--- begin ---
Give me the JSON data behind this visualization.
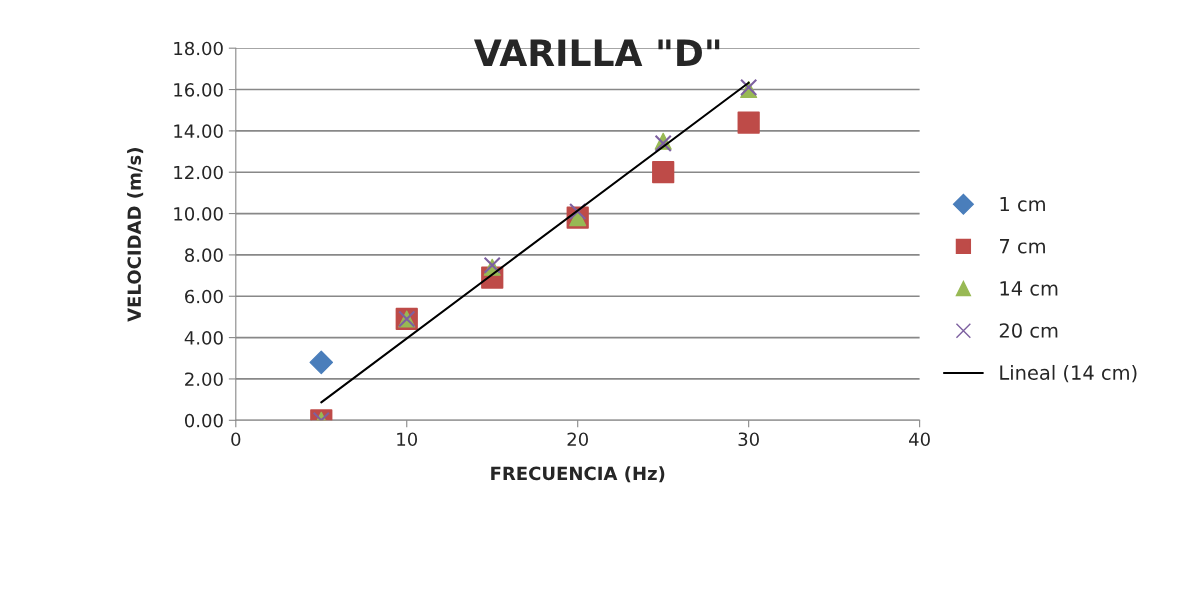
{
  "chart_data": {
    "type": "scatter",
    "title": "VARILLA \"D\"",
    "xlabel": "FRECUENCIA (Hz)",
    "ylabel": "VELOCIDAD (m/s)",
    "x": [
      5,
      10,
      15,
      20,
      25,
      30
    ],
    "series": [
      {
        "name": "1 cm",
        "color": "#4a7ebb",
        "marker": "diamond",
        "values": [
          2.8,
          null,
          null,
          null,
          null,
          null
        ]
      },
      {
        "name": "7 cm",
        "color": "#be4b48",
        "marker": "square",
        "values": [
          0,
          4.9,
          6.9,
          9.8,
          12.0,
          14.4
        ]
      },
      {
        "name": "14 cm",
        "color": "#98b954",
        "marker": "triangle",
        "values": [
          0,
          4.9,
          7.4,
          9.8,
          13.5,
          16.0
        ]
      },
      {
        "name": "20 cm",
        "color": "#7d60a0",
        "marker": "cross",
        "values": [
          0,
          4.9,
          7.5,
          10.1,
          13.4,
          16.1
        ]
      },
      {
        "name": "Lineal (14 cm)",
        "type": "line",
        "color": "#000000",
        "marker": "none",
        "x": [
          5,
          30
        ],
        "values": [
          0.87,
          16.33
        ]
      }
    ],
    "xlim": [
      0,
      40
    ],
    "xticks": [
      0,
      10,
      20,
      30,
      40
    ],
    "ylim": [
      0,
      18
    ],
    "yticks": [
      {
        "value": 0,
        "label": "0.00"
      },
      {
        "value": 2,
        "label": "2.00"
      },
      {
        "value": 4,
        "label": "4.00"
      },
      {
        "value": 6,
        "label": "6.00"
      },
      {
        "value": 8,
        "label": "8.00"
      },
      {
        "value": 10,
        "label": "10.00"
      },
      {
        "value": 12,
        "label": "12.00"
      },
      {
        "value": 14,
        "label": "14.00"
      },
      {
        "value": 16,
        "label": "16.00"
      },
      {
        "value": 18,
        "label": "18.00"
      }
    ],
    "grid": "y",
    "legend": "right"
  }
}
--- end ---
--- begin ---
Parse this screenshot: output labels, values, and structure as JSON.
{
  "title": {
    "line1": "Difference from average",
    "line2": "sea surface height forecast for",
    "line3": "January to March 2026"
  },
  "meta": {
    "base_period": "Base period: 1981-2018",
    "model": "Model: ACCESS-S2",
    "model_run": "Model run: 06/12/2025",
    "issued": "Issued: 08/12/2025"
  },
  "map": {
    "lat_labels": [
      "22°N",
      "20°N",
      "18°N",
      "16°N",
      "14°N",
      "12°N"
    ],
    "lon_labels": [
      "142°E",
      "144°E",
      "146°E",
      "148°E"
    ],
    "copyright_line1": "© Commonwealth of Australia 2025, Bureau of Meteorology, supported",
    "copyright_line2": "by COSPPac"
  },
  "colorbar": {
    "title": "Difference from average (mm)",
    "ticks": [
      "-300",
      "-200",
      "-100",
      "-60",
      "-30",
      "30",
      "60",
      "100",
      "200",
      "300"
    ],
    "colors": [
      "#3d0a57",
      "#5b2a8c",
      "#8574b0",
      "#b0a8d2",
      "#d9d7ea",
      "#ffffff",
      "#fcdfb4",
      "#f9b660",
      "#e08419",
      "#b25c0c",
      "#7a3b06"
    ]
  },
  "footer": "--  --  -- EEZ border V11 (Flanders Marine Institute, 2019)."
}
--- end ---
--- begin ---
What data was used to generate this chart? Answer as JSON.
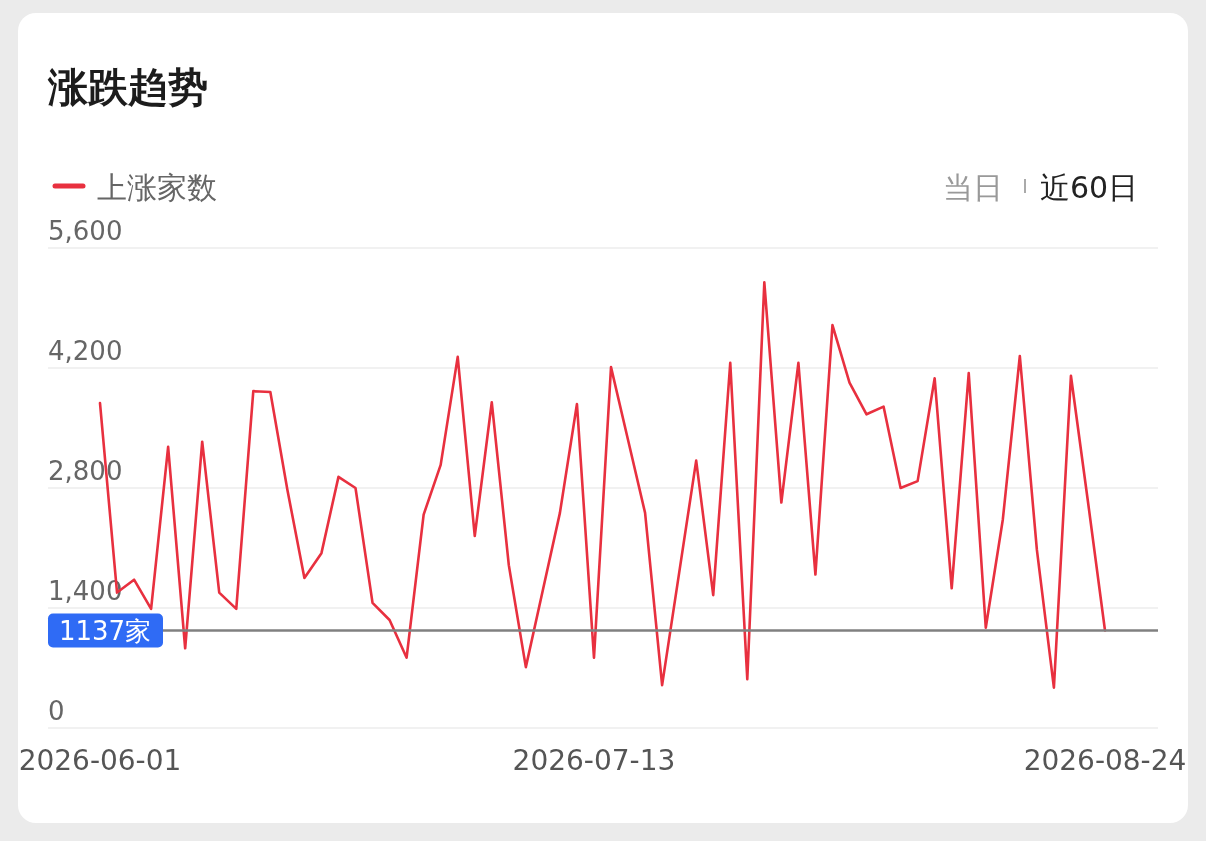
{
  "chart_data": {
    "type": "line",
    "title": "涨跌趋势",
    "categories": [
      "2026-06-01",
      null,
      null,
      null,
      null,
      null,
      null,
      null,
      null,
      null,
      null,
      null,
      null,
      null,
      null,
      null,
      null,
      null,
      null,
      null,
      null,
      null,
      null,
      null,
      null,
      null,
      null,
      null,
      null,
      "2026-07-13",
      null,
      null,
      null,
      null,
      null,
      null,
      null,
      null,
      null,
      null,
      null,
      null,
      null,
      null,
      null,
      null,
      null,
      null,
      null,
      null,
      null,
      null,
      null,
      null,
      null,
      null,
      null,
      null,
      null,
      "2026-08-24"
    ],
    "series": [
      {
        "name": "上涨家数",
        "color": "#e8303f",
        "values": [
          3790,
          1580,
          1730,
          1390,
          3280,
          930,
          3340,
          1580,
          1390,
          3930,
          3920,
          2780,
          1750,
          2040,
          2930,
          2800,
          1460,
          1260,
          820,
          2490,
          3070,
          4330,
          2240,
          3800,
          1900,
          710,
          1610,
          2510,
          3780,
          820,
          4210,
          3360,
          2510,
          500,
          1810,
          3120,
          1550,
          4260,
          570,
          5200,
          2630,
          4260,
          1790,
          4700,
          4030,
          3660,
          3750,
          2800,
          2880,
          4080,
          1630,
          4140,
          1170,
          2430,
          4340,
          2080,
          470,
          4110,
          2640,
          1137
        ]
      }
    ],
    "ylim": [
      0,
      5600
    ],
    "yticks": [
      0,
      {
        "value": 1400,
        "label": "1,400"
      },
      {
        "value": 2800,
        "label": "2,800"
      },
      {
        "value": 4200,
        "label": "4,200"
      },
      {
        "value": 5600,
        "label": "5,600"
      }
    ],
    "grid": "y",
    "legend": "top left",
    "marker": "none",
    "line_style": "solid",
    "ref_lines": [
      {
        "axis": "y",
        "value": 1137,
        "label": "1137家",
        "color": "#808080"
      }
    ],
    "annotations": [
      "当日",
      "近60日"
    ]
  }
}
--- end ---
**SET PROBLEM:** Search the listing above for the string "JSON". Copy every line that contains it.

**WRITTEN ANSWER:**
Give me the JSON data behind this visualization.
Parse this screenshot: output labels, values, and structure as JSON.
What data was used to generate this chart? Answer as JSON.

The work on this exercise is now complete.